*Given request*.
Output the data word for word, dropping every image.

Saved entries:
========================

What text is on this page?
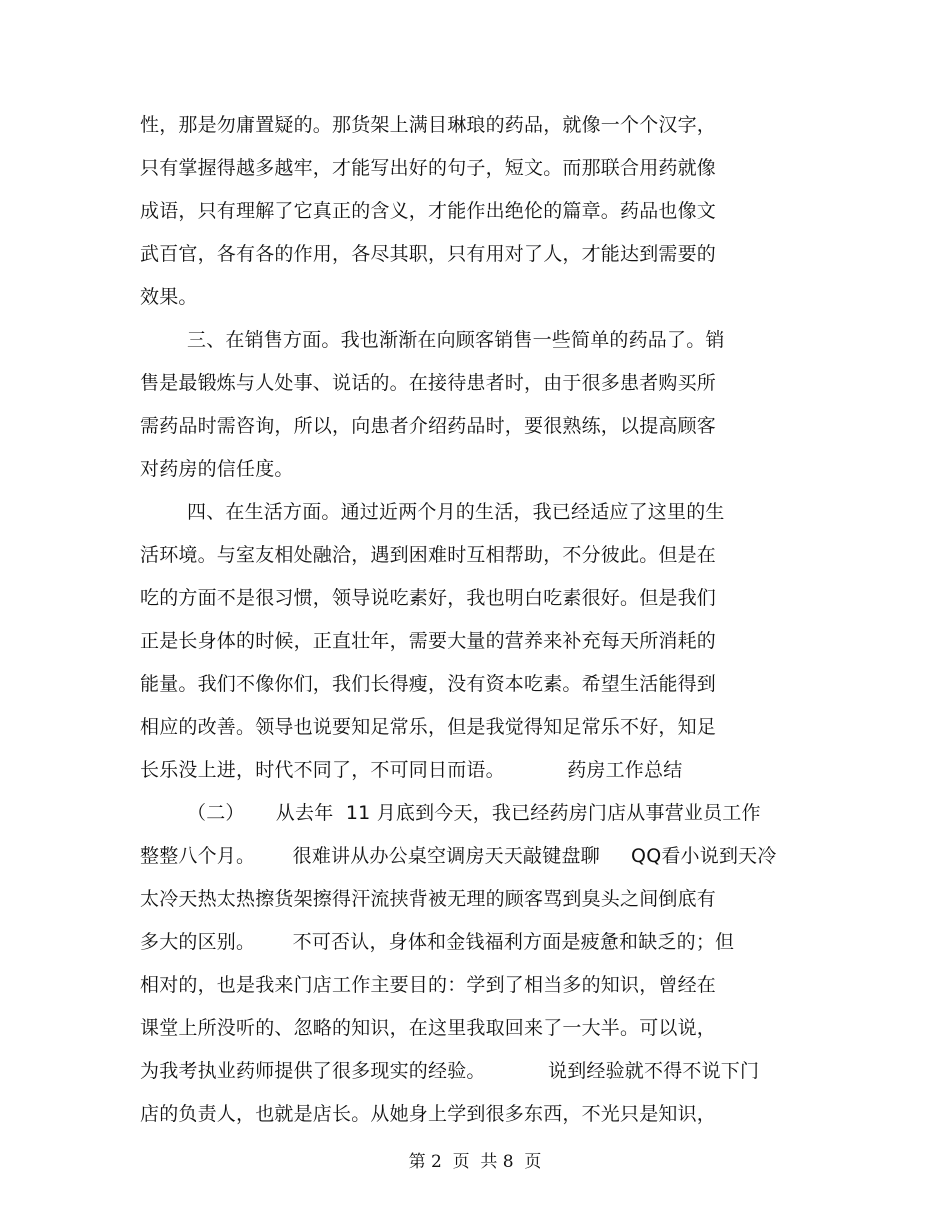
性，那是勿庸置疑的。那货架上满目琳琅的药品，就像一个个汉字，
只有掌握得越多越牢，才能写出好的句子，短文。而那联合用药就像
成语，只有理解了它真正的含义，才能作出绝伦的篇章。药品也像文
武百官，各有各的作用，各尽其职，只有用对了人，才能达到需要的
效果。
三、在销售方面。我也渐渐在向顾客销售一些简单的药品了。销
售是最锻炼与人处事、说话的。在接待患者时，由于很多患者购买所
需药品时需咨询，所以，向患者介绍药品时，要很熟练，以提高顾客
对药房的信任度。
四、在生活方面。通过近两个月的生活，我已经适应了这里的生
活环境。与室友相处融洽，遇到困难时互相帮助，不分彼此。但是在
吃的方面不是很习惯，领导说吃素好，我也明白吃素很好。但是我们
正是长身体的时候，正直壮年，需要大量的营养来补充每天所消耗的
能量。我们不像你们，我们长得瘦，没有资本吃素。希望生活能得到
相应的改善。领导也说要知足常乐，但是我觉得知足常乐不好，知足
长乐没上进，时代不同了，不可同日而语。          药房工作总结
（二）     从去年  11 月底到今天，我已经药房门店从事营业员工作
整整八个月。      很难讲从办公桌空调房天天敲键盘聊     QQ看小说到天冷
太冷天热太热擦货架擦得汗流挟背被无理的顾客骂到臭头之间倒底有
多大的区别。      不可否认，身体和金钱福利方面是疲惫和缺乏的；但
相对的，也是我来门店工作主要目的：学到了相当多的知识，曾经在
课堂上所没听的、忽略的知识，在这里我取回来了一大半。可以说，
为我考执业药师提供了很多现实的经验。          说到经验就不得不说下门
店的负责人，也就是店长。从她身上学到很多东西，不光只是知识，
第 2  页  共 8  页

========================

*The answer*.
What text is on this page?
性，那是勿庸置疑的。那货架上满目琳琅的药品，就像一个个汉字，
只有掌握得越多越牢，才能写出好的句子，短文。而那联合用药就像
成语，只有理解了它真正的含义，才能作出绝伦的篇章。药品也像文
武百官，各有各的作用，各尽其职，只有用对了人，才能达到需要的
效果。
三、在销售方面。我也渐渐在向顾客销售一些简单的药品了。销
售是最锻炼与人处事、说话的。在接待患者时，由于很多患者购买所
需药品时需咨询，所以，向患者介绍药品时，要很熟练，以提高顾客
对药房的信任度。
四、在生活方面。通过近两个月的生活，我已经适应了这里的生
活环境。与室友相处融洽，遇到困难时互相帮助，不分彼此。但是在
吃的方面不是很习惯，领导说吃素好，我也明白吃素很好。但是我们
正是长身体的时候，正直壮年，需要大量的营养来补充每天所消耗的
能量。我们不像你们，我们长得瘦，没有资本吃素。希望生活能得到
相应的改善。领导也说要知足常乐，但是我觉得知足常乐不好，知足
长乐没上进，时代不同了，不可同日而语。          药房工作总结
（二）     从去年  11 月底到今天，我已经药房门店从事营业员工作
整整八个月。      很难讲从办公桌空调房天天敲键盘聊     QQ看小说到天冷
太冷天热太热擦货架擦得汗流挟背被无理的顾客骂到臭头之间倒底有
多大的区别。      不可否认，身体和金钱福利方面是疲惫和缺乏的；但
相对的，也是我来门店工作主要目的：学到了相当多的知识，曾经在
课堂上所没听的、忽略的知识，在这里我取回来了一大半。可以说，
为我考执业药师提供了很多现实的经验。          说到经验就不得不说下门
店的负责人，也就是店长。从她身上学到很多东西，不光只是知识，
第 2  页  共 8  页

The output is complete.